Render the lines from the line that contains "treemap-cell-romania[interactable]: Romania (0.11%)" up to and including the line that contains "treemap-cell-qatar[interactable]: Qatar (0.12%)" as a numbered list, omitting any blank lines.

● **Input data**:
(begin)
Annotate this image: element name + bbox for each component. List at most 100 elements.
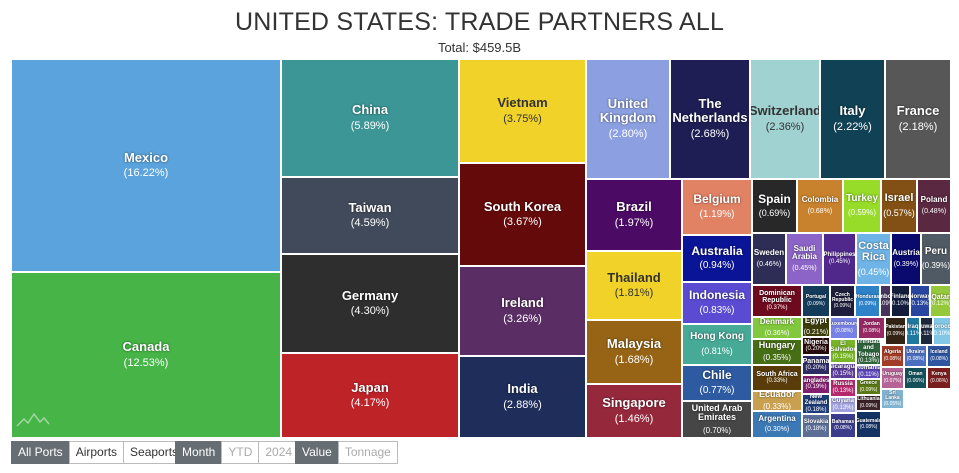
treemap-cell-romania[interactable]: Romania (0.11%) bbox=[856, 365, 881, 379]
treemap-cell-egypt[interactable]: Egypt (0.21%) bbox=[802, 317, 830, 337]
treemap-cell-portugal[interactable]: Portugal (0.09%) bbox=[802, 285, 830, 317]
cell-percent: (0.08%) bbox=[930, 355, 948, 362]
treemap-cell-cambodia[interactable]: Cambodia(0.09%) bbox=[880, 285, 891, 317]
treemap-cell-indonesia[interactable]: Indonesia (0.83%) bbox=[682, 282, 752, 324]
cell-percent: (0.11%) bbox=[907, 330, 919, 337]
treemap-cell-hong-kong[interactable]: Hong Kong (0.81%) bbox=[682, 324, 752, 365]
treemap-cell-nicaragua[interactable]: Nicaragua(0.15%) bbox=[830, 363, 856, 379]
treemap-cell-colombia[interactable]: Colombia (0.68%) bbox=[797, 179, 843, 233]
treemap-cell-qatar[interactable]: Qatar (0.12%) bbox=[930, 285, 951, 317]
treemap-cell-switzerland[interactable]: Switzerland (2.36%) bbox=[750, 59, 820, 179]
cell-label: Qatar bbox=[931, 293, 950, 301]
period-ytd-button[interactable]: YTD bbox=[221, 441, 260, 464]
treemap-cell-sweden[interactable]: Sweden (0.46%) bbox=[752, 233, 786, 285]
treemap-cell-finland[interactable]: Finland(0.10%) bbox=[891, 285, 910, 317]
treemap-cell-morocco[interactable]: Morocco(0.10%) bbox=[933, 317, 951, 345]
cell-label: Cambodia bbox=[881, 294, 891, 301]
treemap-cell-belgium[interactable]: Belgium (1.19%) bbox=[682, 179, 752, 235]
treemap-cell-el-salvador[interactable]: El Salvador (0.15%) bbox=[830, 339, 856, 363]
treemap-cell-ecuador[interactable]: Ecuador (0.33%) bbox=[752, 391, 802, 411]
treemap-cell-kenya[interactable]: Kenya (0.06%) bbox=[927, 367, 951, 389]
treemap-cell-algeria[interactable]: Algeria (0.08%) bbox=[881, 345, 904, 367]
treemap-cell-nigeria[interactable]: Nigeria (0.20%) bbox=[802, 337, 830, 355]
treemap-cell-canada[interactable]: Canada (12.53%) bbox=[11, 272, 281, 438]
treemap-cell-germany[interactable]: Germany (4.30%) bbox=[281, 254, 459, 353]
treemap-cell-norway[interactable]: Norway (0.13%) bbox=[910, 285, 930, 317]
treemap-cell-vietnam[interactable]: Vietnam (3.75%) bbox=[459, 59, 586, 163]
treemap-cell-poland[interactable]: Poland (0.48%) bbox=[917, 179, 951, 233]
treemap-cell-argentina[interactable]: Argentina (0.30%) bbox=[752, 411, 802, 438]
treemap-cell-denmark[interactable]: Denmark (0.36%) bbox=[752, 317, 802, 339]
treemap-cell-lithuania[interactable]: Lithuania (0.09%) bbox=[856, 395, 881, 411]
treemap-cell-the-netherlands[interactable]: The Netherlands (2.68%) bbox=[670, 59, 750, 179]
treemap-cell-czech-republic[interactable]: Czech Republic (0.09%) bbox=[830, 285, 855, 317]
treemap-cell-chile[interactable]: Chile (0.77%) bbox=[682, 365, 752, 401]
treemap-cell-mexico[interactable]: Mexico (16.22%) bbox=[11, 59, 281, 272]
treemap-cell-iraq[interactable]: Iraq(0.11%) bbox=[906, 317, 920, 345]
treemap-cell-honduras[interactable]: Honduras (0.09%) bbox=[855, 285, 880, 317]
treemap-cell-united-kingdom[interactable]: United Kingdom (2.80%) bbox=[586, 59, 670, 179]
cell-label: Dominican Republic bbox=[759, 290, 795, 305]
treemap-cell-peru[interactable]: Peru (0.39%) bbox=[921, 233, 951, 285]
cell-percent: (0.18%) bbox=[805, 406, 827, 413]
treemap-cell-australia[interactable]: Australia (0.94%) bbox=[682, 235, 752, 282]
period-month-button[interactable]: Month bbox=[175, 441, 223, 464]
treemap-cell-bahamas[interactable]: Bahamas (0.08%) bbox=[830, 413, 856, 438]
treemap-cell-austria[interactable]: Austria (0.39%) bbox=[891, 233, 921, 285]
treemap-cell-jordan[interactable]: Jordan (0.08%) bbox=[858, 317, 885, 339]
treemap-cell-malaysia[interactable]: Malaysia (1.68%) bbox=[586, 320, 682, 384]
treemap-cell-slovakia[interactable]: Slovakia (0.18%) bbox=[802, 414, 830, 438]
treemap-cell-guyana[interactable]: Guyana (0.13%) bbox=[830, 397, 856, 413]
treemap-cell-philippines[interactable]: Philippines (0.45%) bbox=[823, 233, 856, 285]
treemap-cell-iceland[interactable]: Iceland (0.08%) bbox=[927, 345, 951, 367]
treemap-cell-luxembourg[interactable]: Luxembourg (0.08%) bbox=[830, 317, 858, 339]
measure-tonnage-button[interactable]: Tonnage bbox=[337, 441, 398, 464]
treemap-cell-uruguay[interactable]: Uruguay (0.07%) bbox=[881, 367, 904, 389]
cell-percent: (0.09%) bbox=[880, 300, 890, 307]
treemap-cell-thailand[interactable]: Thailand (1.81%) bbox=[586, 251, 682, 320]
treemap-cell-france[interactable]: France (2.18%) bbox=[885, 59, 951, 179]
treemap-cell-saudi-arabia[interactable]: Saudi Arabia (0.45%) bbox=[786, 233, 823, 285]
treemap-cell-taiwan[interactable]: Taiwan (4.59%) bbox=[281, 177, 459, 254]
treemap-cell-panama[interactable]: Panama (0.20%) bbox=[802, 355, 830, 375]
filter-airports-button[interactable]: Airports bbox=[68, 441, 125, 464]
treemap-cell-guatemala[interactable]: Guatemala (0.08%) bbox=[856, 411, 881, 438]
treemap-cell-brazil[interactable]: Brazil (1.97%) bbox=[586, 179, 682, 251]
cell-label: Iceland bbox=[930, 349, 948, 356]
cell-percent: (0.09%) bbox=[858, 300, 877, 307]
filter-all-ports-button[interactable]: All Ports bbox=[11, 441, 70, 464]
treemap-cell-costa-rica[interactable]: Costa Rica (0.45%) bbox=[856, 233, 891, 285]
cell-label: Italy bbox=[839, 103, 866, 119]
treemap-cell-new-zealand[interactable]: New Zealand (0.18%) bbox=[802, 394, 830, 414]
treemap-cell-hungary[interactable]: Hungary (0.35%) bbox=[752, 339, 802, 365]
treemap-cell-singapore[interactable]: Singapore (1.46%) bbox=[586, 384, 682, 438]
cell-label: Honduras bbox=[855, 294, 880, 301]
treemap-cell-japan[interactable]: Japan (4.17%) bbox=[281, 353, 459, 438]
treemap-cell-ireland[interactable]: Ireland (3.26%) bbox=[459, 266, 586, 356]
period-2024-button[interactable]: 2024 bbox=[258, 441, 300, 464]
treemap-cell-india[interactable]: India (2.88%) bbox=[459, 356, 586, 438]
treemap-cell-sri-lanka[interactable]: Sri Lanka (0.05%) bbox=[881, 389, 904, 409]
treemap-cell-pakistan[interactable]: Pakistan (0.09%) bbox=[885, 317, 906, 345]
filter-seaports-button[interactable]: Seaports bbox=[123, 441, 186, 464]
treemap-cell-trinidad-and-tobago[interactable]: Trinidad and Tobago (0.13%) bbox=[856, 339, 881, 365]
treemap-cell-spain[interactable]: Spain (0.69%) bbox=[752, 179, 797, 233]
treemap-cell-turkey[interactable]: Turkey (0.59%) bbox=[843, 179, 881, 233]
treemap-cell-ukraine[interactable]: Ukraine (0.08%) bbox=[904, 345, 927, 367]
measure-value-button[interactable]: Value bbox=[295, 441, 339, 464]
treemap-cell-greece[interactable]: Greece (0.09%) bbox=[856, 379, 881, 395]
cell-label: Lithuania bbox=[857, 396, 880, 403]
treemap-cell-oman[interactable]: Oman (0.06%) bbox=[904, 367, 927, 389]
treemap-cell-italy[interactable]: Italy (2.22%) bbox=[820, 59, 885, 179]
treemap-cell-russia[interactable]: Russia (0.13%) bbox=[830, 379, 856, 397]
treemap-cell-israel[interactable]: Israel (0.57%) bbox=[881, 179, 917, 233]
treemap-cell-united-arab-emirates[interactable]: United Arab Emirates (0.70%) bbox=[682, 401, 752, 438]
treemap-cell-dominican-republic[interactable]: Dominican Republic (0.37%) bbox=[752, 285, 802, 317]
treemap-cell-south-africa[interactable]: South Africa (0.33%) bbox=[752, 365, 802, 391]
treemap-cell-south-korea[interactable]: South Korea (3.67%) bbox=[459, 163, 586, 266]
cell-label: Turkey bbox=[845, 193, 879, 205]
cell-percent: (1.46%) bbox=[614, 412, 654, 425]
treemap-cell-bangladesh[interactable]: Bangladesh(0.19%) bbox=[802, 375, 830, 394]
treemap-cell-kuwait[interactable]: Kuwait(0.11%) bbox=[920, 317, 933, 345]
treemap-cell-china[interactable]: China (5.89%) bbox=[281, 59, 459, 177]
(end)
● **Written answer**:
1. treemap-cell-romania[interactable]: Romania (0.11%) bbox=[856, 365, 881, 379]
2. treemap-cell-egypt[interactable]: Egypt (0.21%) bbox=[802, 317, 830, 337]
3. treemap-cell-portugal[interactable]: Portugal (0.09%) bbox=[802, 285, 830, 317]
4. cell-percent: (0.08%) bbox=[930, 355, 948, 362]
5. treemap-cell-cambodia[interactable]: Cambodia(0.09%) bbox=[880, 285, 891, 317]
6. treemap-cell-indonesia[interactable]: Indonesia (0.83%) bbox=[682, 282, 752, 324]
7. cell-percent: (0.11%) bbox=[907, 330, 919, 337]
8. treemap-cell-hong-kong[interactable]: Hong Kong (0.81%) bbox=[682, 324, 752, 365]
9. treemap-cell-nicaragua[interactable]: Nicaragua(0.15%) bbox=[830, 363, 856, 379]
10. treemap-cell-colombia[interactable]: Colombia (0.68%) bbox=[797, 179, 843, 233]
11. treemap-cell-qatar[interactable]: Qatar (0.12%) bbox=[930, 285, 951, 317]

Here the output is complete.